— BEGIN —

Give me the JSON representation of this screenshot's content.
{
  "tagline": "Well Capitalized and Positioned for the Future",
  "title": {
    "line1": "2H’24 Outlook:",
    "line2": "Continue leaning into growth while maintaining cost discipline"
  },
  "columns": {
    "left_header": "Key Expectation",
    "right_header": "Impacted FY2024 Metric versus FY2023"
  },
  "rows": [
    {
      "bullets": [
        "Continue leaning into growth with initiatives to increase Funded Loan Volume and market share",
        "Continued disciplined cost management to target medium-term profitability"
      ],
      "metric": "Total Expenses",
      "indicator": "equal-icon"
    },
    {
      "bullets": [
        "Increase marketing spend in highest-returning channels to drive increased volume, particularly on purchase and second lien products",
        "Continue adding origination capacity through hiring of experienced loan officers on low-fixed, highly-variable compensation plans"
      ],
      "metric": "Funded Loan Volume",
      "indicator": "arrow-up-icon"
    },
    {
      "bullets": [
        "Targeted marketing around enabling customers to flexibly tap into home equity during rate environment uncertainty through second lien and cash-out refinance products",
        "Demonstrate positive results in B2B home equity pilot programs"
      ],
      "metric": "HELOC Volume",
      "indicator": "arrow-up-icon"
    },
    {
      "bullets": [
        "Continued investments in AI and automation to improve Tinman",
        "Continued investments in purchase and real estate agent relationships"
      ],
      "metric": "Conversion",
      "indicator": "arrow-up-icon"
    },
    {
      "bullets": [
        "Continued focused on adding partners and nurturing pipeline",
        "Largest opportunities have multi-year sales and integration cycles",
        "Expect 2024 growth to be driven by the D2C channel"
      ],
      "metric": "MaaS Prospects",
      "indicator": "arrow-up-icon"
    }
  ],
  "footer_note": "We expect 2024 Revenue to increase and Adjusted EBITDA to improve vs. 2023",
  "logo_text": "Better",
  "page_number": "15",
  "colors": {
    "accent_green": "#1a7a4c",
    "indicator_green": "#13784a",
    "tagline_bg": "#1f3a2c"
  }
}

— END —
— BEGIN —

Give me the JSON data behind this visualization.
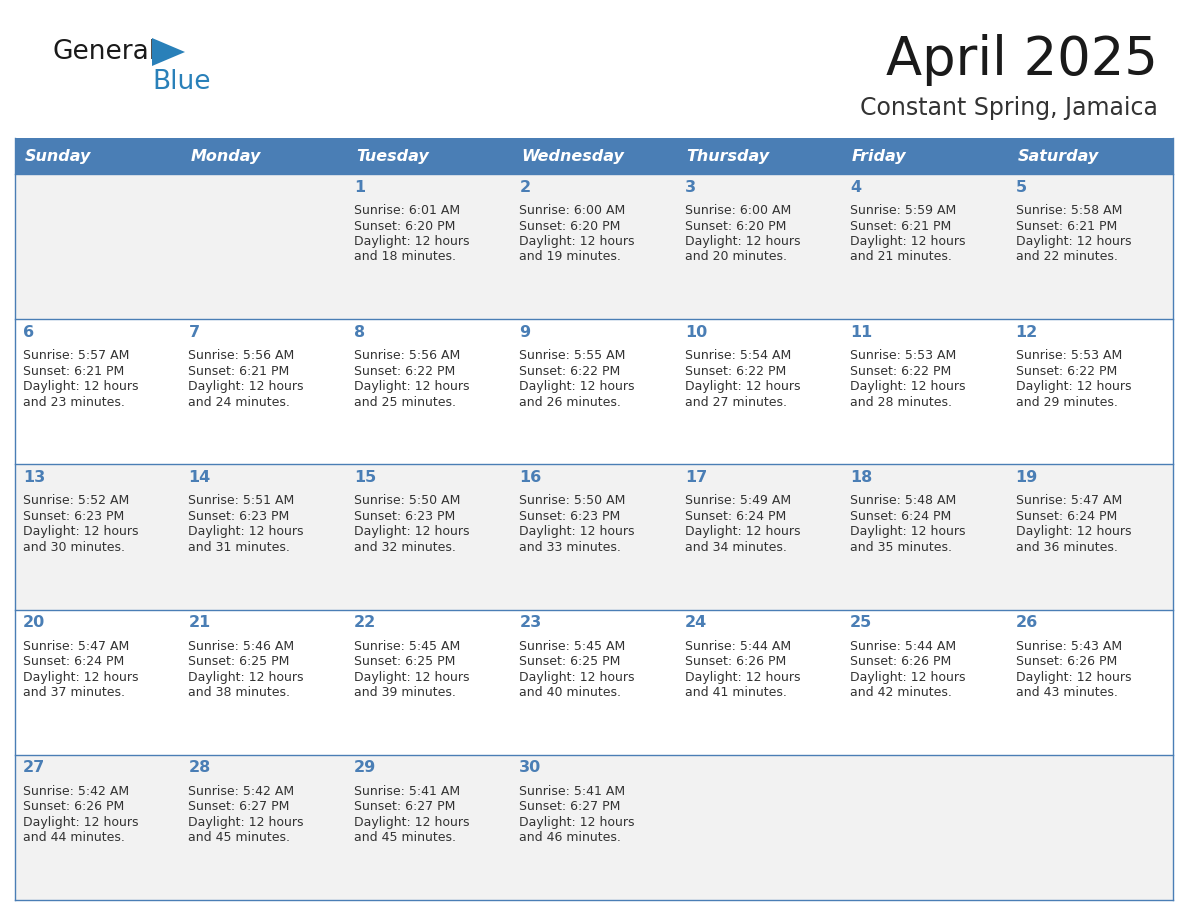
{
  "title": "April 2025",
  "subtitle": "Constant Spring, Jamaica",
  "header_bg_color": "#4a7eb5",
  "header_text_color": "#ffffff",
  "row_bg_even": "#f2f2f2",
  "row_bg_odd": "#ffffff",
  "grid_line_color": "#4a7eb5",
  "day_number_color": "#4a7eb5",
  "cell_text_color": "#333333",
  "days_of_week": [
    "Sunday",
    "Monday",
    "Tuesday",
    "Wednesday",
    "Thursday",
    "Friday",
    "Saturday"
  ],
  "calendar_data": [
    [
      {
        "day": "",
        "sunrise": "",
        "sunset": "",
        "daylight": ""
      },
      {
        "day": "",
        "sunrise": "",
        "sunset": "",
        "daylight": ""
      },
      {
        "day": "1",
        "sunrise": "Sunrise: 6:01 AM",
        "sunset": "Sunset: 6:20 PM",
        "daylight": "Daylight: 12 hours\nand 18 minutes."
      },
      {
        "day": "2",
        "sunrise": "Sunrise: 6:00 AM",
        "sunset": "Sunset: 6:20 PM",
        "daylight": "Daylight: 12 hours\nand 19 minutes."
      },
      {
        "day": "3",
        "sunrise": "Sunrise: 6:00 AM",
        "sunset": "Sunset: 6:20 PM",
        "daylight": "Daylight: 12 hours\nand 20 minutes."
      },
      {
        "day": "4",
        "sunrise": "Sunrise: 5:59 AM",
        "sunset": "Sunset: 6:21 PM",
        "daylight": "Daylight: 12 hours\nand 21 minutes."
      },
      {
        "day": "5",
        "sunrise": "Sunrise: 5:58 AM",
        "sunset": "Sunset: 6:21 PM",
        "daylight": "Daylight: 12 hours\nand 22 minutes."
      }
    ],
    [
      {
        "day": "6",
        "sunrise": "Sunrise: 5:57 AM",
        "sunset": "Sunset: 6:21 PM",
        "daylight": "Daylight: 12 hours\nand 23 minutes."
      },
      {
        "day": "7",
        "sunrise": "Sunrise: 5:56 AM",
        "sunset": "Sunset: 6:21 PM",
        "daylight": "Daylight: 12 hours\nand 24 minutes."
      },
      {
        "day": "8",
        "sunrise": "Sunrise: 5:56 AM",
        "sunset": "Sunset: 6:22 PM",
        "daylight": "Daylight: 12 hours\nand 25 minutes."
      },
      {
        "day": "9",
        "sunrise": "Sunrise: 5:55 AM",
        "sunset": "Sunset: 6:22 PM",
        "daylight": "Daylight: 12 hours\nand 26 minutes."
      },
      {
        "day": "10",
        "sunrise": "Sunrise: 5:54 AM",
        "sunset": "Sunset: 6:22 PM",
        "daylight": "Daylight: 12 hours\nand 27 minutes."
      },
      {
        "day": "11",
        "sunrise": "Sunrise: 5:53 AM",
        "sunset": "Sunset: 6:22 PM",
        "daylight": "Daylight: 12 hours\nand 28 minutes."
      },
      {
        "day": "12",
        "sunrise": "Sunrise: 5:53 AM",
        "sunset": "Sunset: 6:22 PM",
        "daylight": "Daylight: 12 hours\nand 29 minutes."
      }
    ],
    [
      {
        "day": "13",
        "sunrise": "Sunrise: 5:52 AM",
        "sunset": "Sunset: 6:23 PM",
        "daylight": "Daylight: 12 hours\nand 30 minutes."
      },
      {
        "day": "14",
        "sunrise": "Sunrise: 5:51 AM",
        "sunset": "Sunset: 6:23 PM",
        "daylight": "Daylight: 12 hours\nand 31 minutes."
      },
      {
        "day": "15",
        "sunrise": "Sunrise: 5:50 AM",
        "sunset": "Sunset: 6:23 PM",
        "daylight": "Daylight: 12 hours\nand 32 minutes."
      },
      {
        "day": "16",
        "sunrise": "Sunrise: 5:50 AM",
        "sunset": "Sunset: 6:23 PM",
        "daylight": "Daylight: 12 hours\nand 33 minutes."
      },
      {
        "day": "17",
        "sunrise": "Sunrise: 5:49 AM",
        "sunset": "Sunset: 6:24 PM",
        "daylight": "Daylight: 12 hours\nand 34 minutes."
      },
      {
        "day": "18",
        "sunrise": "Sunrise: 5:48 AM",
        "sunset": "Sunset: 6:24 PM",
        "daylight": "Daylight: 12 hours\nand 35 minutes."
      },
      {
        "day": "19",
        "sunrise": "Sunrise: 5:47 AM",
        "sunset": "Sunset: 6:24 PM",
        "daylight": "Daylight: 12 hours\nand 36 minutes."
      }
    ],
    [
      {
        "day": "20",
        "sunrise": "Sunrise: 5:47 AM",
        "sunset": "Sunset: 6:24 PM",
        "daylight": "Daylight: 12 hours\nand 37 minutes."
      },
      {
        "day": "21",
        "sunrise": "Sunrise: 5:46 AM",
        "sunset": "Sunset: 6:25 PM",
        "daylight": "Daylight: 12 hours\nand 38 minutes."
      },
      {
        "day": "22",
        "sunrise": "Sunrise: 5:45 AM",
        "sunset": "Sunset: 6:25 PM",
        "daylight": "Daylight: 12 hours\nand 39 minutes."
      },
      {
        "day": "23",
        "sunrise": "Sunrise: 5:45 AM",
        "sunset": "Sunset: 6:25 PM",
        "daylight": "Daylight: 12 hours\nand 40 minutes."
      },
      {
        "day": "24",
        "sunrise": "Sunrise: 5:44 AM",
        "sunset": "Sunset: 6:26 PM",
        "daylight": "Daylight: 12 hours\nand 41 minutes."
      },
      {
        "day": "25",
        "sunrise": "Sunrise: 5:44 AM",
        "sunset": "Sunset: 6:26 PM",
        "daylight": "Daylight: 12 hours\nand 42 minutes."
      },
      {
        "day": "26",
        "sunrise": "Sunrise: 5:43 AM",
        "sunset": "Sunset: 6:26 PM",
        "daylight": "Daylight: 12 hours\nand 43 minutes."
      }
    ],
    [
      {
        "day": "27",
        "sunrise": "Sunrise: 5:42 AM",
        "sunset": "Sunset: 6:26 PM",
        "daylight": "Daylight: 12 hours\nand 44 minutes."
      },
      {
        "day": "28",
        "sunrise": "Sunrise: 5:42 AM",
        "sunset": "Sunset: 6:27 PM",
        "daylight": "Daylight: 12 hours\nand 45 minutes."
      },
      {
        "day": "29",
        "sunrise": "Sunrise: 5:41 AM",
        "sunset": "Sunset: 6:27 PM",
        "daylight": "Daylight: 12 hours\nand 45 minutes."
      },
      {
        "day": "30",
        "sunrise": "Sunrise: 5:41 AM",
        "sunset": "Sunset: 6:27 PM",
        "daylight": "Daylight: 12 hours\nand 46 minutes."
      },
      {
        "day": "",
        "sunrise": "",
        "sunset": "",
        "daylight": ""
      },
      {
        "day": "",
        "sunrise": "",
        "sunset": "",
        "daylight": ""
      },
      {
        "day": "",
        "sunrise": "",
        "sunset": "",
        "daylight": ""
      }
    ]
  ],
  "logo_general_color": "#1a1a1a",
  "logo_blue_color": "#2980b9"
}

— END —
— BEGIN —

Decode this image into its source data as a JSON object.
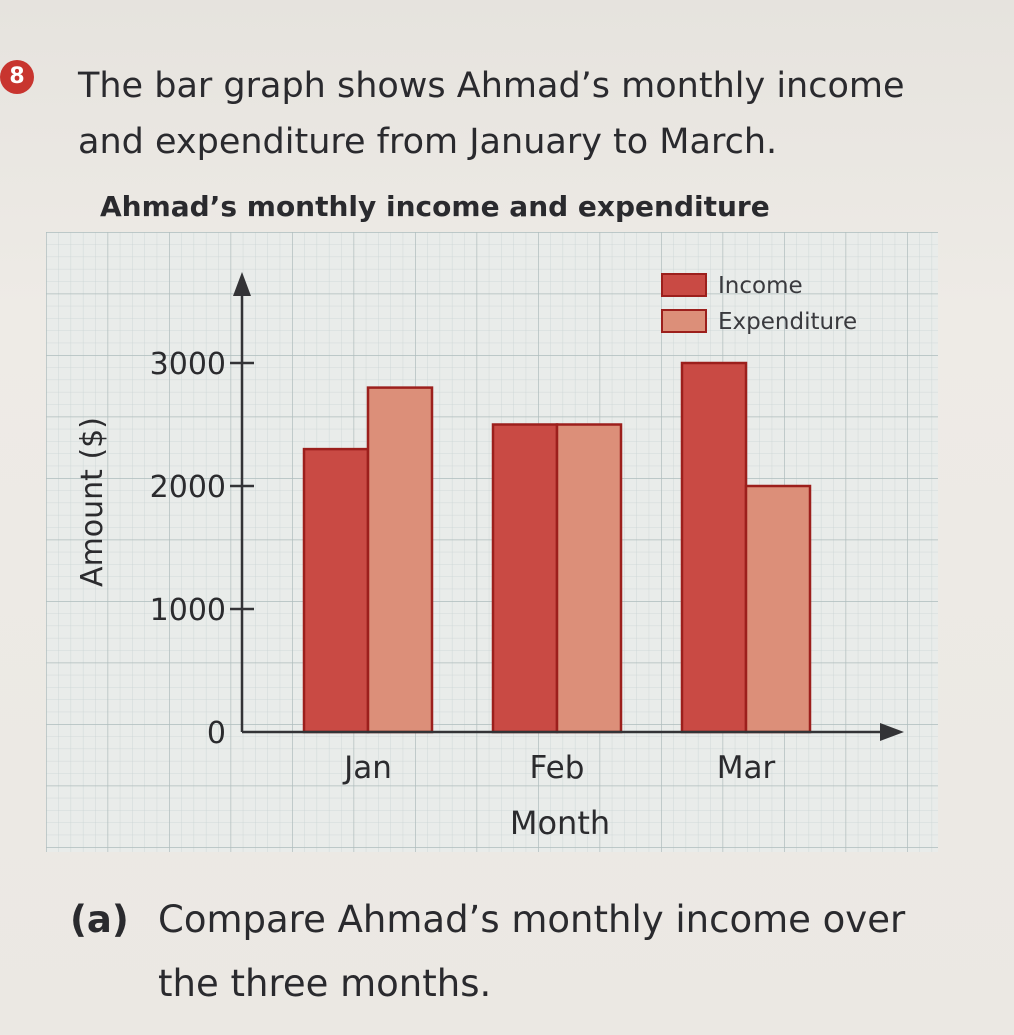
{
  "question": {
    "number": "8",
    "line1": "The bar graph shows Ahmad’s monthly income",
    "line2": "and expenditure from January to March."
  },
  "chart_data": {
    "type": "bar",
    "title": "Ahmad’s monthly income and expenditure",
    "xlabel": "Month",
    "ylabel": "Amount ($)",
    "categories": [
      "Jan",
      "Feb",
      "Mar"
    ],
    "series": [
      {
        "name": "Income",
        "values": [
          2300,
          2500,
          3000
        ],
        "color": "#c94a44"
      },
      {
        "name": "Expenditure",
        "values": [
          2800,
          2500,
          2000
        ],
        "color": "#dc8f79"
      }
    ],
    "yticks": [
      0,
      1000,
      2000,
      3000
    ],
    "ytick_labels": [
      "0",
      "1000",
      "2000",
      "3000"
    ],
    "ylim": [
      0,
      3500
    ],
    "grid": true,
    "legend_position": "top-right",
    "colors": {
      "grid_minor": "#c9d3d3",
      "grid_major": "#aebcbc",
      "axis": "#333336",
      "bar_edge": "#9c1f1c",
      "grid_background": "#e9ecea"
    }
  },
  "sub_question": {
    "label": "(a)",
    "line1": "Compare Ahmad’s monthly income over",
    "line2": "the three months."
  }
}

— END —

TASK INSTRUCTIONS:
Check each line above for the word "this" and copy the ones that have it.

EXPECTED ANSWER:
Give me the JSON representation of this screenshot's content.
Give me the JSON data behind this visualization.
Decode this image into its source data as a JSON object.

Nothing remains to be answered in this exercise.